Stored records:
----------------------------------------

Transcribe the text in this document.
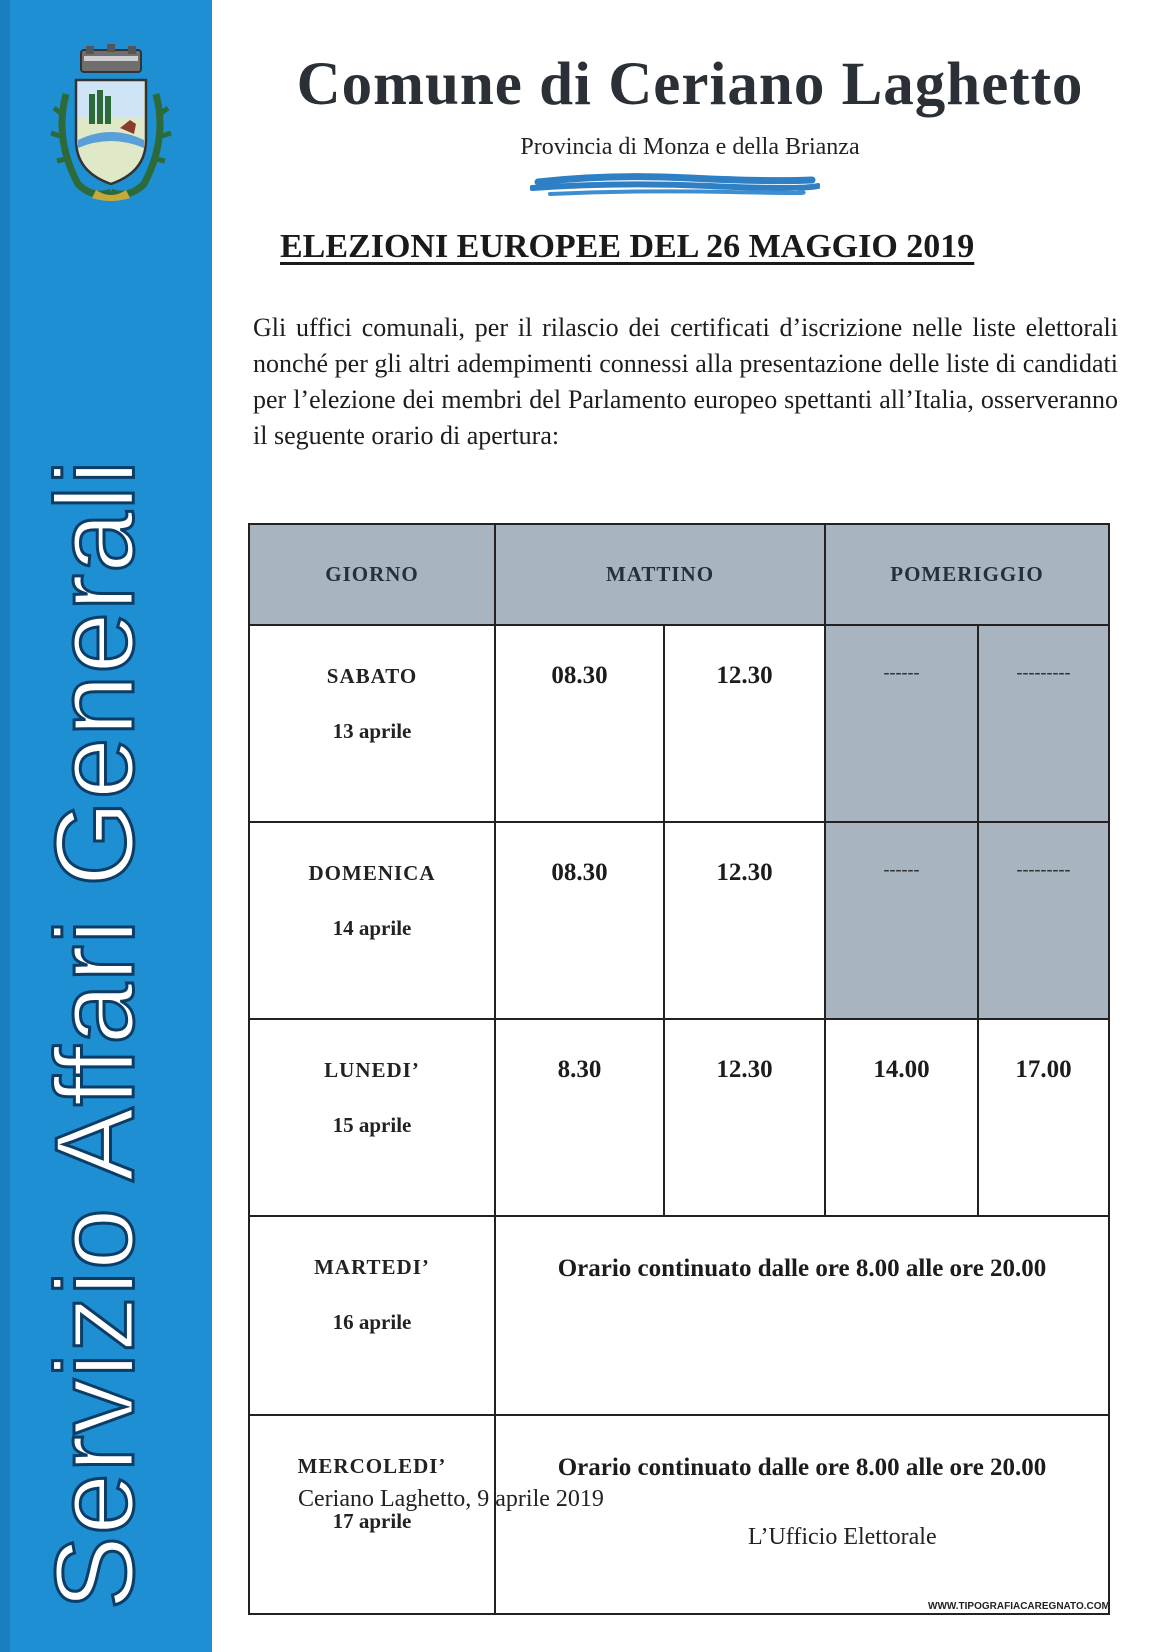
Servizio Affari Generali
Comune di Ceriano Laghetto
Provincia di Monza e della Brianza
ELEZIONI EUROPEE DEL 26 MAGGIO 2019
Gli uffici comunali, per il rilascio dei certificati d’iscrizione nelle liste elettorali nonché per gli altri adempimenti connessi alla presentazione delle liste di candidati per l’elezione dei membri del Parlamento europeo spettanti all’Italia, osserveranno il seguente orario di apertura:
GIORNO	MATTINO		POMERIGGIO	

SABATO
13 aprile	08.30	12.30	------	---------

DOMENICA
14 aprile	08.30	12.30	------	---------

LUNEDI’
15 aprile	8.30	12.30	14.00	17.00

MARTEDI’
16 aprile	Orario continuato dalle ore 8.00 alle ore 20.00			

MERCOLEDI’
17 aprile	Orario continuato dalle ore 8.00 alle ore 20.00			
Ceriano Laghetto, 9 aprile 2019
L’Ufficio Elettorale
WWW.TIPOGRAFIACAREGNATO.COM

----------------------------------------

WHAT NEEDS TO BE DONE
Please write out all of the material above without changing a word, and omit any pictures.

TASK RESPONSE
Transcribe the text in this document.
Servizio Affari Generali
Comune di Ceriano Laghetto
Provincia di Monza e della Brianza
ELEZIONI EUROPEE DEL 26 MAGGIO 2019
Gli uffici comunali, per il rilascio dei certificati d’iscrizione nelle liste elettorali nonché per gli altri adempimenti connessi alla presentazione delle liste di candidati per l’elezione dei membri del Parlamento europeo spettanti all’Italia, osserveranno il seguente orario di apertura:
GIORNO	MATTINO		POMERIGGIO	

SABATO
13 aprile	08.30	12.30	------	---------

DOMENICA
14 aprile	08.30	12.30	------	---------

LUNEDI’
15 aprile	8.30	12.30	14.00	17.00

MARTEDI’
16 aprile	Orario continuato dalle ore 8.00 alle ore 20.00			

MERCOLEDI’
17 aprile	Orario continuato dalle ore 8.00 alle ore 20.00			
Ceriano Laghetto, 9 aprile 2019
L’Ufficio Elettorale
WWW.TIPOGRAFIACAREGNATO.COM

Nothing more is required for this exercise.